§ Provided data:
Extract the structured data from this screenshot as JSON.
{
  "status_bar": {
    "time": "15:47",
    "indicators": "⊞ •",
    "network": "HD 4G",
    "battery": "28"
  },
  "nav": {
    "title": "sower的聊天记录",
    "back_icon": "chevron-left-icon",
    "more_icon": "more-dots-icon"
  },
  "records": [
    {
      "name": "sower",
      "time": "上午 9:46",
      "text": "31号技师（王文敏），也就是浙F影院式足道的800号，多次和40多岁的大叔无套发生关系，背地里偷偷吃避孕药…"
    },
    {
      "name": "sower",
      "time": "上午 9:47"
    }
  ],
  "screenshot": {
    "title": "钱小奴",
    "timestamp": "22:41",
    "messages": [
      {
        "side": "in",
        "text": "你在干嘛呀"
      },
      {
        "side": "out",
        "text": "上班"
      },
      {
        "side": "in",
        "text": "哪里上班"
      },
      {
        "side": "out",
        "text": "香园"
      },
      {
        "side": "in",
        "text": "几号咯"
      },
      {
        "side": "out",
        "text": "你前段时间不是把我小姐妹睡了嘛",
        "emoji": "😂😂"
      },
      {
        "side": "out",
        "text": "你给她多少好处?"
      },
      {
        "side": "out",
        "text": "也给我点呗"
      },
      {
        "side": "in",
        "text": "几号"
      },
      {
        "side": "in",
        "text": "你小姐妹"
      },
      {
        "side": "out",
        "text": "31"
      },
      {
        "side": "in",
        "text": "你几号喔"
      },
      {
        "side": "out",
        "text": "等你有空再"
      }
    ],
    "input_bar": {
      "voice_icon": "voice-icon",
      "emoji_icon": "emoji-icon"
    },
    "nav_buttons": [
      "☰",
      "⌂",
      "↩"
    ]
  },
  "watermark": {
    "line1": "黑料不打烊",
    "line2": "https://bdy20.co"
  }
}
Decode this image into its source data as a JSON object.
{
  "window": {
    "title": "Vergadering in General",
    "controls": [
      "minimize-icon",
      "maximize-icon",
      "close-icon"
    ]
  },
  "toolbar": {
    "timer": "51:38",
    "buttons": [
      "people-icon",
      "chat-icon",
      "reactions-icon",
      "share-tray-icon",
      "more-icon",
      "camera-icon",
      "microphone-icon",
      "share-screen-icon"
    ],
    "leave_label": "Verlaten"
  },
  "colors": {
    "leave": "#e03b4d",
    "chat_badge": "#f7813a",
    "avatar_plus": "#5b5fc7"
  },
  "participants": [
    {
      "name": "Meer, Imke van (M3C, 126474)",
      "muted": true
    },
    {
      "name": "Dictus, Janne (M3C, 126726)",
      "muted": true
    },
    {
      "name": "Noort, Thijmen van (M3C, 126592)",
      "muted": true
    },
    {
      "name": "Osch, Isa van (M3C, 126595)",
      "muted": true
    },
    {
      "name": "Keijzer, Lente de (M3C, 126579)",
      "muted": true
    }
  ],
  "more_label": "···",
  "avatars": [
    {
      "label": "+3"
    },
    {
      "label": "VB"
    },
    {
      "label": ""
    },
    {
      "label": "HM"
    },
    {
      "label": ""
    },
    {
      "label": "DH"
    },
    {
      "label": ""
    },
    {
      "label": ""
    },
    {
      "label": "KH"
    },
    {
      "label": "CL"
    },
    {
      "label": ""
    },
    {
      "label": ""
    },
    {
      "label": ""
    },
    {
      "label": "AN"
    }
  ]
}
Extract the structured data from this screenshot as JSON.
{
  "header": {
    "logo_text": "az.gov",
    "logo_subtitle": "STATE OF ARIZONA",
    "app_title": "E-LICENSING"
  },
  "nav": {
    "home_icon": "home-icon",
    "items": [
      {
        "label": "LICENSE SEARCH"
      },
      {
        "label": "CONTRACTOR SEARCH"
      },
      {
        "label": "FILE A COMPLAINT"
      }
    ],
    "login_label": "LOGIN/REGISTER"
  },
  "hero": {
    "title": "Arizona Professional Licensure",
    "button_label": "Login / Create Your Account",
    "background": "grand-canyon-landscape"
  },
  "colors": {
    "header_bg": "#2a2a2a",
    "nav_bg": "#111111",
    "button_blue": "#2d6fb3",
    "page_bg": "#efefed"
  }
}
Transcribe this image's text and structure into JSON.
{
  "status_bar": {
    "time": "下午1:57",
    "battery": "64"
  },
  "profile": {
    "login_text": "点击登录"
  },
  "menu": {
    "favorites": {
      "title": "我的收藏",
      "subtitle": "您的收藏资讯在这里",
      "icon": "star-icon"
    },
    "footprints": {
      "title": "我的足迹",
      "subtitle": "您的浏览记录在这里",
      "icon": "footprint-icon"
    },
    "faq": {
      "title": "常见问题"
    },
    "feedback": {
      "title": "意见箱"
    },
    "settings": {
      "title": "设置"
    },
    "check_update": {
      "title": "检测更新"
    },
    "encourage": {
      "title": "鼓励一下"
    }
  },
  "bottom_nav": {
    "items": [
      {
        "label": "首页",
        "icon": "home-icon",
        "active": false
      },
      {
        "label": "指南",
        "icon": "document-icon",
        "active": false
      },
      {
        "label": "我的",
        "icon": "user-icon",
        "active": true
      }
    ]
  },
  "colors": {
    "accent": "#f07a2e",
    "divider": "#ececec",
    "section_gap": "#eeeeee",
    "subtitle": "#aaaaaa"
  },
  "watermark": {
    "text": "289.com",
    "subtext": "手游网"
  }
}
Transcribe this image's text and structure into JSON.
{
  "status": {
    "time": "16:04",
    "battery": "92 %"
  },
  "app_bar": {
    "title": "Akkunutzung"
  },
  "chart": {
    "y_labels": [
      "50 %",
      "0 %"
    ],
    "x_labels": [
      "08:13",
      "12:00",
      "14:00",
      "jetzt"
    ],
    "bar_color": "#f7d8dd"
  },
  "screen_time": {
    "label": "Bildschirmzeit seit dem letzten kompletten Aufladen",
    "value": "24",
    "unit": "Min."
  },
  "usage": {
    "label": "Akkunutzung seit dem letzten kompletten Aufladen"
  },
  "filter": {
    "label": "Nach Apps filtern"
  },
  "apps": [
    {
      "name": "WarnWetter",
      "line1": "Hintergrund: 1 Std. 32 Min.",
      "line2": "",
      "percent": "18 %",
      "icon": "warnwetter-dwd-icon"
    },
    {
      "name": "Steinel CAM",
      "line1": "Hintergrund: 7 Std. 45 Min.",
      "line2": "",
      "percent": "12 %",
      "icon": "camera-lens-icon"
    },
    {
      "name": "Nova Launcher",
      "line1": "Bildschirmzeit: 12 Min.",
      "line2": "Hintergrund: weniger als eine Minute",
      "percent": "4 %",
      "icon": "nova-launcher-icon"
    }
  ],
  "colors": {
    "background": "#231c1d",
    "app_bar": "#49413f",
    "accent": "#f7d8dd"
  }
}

§ Task brief:
Show all lines above holding "name".

§ Problem solution:
      "name": "sower",
      "name": "sower",
      "name": "Meer, Imke van (M3C, 126474)",
      "name": "Dictus, Janne (M3C, 126726)",
      "name": "Noort, Thijmen van (M3C, 126592)",
      "name": "Osch, Isa van (M3C, 126595)",
      "name": "Keijzer, Lente de (M3C, 126579)",
      "name": "WarnWetter",
      "name": "Steinel CAM",
      "name": "Nova Launcher",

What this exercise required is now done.